[Data entries]
= = =

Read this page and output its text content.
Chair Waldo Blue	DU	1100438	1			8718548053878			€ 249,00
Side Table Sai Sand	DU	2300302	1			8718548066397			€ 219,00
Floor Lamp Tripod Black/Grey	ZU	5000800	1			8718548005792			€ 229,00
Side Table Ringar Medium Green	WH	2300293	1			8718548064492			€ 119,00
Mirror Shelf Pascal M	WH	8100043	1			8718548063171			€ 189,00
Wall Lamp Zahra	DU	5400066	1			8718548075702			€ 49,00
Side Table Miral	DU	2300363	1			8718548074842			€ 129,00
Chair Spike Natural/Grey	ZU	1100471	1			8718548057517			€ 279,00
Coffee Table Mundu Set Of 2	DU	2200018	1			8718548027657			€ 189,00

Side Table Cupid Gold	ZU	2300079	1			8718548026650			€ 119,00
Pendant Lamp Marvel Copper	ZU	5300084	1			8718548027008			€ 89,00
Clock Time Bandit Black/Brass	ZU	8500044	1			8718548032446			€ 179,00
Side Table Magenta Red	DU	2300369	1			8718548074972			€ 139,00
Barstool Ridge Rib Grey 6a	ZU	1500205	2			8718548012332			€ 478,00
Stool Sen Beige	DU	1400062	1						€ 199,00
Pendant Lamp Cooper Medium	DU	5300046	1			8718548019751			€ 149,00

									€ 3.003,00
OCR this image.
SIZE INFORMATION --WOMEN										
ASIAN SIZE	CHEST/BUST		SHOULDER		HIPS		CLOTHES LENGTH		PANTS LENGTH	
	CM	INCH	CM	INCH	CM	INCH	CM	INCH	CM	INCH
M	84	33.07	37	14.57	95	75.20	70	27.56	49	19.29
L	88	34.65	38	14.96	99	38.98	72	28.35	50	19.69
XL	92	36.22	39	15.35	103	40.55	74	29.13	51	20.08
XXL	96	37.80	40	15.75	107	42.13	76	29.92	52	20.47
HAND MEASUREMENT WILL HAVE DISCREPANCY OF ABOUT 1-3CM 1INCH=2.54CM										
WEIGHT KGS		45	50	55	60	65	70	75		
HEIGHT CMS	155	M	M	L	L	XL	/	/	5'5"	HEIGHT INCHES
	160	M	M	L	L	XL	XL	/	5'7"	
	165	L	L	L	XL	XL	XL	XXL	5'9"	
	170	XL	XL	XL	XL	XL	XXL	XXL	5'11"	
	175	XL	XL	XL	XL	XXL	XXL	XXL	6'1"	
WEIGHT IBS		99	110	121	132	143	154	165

= = =

Produce an exact repeat of the lines from the one containing "OCR this image." through the last line of the data, and nothing more.

OCR this image.
SIZE INFORMATION --WOMEN										
ASIAN SIZE	CHEST/BUST		SHOULDER		HIPS		CLOTHES LENGTH		PANTS LENGTH	
	CM	INCH	CM	INCH	CM	INCH	CM	INCH	CM	INCH
M	84	33.07	37	14.57	95	75.20	70	27.56	49	19.29
L	88	34.65	38	14.96	99	38.98	72	28.35	50	19.69
XL	92	36.22	39	15.35	103	40.55	74	29.13	51	20.08
XXL	96	37.80	40	15.75	107	42.13	76	29.92	52	20.47
HAND MEASUREMENT WILL HAVE DISCREPANCY OF ABOUT 1-3CM 1INCH=2.54CM										
WEIGHT KGS		45	50	55	60	65	70	75		
HEIGHT CMS	155	M	M	L	L	XL	/	/	5'5"	HEIGHT INCHES
	160	M	M	L	L	XL	XL	/	5'7"	
	165	L	L	L	XL	XL	XL	XXL	5'9"	
	170	XL	XL	XL	XL	XL	XXL	XXL	5'11"	
	175	XL	XL	XL	XL	XXL	XXL	XXL	6'1"	
WEIGHT IBS		99	110	121	132	143	154	165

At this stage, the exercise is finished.